Some records:

───

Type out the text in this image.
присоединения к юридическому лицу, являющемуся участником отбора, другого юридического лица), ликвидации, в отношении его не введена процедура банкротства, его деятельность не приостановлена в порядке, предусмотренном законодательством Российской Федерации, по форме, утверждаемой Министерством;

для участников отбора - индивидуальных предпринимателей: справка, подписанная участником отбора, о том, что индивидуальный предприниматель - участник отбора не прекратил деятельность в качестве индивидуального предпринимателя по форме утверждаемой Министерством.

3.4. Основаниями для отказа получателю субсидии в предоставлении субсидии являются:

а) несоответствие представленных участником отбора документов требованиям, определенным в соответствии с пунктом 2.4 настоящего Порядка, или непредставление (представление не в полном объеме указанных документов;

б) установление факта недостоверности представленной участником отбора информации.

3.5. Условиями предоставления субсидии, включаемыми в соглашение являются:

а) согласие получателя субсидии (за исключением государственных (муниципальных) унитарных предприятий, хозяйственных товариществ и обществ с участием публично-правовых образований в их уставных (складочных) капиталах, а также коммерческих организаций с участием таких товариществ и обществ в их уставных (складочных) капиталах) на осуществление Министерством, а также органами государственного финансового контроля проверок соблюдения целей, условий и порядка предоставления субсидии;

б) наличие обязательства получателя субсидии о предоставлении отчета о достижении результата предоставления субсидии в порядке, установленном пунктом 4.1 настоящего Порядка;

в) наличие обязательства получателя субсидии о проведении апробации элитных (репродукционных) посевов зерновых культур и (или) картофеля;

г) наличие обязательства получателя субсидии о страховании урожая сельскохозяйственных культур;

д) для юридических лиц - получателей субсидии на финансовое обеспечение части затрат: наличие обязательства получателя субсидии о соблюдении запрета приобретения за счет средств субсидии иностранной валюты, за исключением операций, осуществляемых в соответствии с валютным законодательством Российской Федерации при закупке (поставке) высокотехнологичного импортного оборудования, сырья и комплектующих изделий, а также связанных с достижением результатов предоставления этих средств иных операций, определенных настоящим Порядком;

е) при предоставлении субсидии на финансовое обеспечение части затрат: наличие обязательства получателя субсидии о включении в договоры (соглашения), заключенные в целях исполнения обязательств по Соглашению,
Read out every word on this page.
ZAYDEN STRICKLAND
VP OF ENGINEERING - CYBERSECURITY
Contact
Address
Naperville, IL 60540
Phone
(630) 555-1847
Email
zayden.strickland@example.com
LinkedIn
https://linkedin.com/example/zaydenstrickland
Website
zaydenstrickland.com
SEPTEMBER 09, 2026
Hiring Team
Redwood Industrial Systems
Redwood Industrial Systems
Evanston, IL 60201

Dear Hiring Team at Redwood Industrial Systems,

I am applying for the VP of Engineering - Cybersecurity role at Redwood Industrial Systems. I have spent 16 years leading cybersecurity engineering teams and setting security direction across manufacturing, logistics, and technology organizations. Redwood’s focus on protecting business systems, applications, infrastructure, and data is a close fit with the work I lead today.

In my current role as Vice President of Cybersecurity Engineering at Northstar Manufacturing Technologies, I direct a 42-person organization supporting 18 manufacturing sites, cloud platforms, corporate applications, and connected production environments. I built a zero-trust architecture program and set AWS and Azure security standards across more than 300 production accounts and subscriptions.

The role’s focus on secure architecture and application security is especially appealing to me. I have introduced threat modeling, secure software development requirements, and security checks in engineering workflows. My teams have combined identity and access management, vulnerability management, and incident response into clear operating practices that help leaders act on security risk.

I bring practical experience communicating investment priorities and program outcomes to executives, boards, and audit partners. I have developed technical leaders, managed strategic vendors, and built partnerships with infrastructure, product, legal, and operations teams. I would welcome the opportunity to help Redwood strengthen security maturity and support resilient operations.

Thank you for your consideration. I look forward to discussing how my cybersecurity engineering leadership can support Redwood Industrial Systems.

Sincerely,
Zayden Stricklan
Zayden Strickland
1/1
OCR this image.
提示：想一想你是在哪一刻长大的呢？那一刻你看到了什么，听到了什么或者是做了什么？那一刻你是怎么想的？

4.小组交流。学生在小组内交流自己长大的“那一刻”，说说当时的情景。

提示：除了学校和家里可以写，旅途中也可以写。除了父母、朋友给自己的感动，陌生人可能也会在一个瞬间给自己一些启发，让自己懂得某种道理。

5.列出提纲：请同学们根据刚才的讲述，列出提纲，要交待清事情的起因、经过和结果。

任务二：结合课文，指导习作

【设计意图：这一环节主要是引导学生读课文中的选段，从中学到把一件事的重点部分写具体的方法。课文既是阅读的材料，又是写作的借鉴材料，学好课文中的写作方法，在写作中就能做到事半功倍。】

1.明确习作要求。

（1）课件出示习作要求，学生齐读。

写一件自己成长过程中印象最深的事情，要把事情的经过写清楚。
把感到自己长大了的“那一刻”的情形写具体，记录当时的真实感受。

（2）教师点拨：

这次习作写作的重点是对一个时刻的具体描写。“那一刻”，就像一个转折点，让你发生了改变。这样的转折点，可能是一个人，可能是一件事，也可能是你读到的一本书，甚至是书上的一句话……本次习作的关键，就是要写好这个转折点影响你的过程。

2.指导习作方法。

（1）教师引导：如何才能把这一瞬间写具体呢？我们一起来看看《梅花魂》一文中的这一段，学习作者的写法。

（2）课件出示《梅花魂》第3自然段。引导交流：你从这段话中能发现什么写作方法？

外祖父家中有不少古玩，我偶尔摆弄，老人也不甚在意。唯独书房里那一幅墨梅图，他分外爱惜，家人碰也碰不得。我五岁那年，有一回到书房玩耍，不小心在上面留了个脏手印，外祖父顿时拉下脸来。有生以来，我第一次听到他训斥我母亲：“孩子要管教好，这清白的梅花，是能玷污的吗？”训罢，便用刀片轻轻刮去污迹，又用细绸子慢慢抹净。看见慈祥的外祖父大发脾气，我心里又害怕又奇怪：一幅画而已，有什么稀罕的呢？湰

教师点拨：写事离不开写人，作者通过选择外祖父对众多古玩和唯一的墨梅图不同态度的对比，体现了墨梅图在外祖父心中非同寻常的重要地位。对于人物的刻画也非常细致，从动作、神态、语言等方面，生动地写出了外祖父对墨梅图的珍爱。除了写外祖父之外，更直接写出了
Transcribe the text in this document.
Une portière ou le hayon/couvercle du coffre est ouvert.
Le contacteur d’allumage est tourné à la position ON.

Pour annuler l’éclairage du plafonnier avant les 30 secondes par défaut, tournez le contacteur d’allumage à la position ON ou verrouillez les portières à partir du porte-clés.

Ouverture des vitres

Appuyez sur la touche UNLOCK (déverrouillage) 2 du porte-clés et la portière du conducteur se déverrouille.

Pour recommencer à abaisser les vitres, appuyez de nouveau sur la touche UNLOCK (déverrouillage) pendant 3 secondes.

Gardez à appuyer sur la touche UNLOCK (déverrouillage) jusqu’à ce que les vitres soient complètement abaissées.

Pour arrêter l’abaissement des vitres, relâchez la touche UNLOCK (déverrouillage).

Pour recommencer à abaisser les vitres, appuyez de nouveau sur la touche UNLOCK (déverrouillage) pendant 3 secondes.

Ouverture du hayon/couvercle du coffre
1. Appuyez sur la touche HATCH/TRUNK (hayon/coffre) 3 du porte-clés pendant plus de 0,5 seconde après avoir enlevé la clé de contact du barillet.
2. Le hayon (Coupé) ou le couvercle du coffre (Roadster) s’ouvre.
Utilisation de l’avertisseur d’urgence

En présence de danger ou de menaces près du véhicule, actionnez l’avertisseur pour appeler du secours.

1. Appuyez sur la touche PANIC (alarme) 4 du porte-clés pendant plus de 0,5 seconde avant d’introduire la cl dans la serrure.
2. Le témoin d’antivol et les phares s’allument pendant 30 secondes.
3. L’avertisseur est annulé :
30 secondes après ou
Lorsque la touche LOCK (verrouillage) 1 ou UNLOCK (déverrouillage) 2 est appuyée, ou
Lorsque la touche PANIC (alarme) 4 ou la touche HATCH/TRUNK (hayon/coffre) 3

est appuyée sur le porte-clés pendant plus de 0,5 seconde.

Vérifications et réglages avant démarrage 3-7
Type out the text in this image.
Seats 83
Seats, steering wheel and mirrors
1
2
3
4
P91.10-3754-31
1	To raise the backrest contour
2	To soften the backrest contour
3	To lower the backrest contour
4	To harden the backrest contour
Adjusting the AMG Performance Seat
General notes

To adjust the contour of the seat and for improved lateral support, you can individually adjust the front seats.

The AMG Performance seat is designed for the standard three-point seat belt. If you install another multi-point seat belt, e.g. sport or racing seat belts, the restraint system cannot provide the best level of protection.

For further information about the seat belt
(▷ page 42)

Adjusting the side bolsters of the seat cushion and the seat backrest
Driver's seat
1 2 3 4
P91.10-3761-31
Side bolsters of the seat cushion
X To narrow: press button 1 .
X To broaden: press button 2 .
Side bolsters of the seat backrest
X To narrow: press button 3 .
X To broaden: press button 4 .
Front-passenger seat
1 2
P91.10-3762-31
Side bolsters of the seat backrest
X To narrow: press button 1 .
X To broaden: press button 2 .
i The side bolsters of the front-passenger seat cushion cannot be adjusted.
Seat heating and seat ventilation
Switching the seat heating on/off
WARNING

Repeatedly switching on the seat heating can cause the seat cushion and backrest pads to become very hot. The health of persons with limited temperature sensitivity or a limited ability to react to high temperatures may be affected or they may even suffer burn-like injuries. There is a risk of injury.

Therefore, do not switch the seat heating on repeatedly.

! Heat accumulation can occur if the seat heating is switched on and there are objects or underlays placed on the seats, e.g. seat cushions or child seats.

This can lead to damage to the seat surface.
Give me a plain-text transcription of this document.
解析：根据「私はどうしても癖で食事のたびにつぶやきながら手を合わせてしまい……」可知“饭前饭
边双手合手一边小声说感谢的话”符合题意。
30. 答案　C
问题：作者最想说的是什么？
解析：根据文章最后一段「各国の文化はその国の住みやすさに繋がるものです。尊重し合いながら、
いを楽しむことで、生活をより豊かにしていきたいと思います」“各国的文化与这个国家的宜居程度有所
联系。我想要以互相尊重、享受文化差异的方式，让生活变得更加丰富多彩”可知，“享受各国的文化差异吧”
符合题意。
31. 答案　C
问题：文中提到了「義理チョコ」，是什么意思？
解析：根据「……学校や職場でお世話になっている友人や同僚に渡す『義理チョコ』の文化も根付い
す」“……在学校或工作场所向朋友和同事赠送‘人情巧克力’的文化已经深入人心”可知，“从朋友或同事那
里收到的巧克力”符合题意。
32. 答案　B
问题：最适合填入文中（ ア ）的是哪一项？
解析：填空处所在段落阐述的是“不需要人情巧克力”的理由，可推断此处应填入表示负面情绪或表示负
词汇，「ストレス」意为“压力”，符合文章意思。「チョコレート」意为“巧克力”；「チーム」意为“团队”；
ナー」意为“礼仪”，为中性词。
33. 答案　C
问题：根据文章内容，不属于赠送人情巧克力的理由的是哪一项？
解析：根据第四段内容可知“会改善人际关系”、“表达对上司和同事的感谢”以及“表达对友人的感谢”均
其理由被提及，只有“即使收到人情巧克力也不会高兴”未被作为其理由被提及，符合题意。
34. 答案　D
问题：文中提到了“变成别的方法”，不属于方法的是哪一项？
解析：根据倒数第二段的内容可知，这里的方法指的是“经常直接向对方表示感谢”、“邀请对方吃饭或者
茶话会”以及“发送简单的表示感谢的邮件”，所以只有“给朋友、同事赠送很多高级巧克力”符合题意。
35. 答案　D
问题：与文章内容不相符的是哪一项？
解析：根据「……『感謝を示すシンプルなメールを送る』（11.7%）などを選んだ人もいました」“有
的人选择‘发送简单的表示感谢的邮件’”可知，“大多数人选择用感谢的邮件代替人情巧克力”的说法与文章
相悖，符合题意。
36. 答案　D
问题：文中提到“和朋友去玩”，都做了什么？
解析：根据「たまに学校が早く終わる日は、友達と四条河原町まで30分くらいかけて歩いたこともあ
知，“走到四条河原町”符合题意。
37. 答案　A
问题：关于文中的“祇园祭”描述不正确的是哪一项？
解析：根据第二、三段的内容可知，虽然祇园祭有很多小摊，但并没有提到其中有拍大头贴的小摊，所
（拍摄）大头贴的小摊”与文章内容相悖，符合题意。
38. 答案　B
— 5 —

───

AIM OF THE EXERCISE:
Check all the records above and select each line where the string "文中提到了" is found.

RESULT:
问题：文中提到了「義理チョコ」，是什么意思？
问题：文中提到了“变成别的方法”，不属于方法的是哪一项？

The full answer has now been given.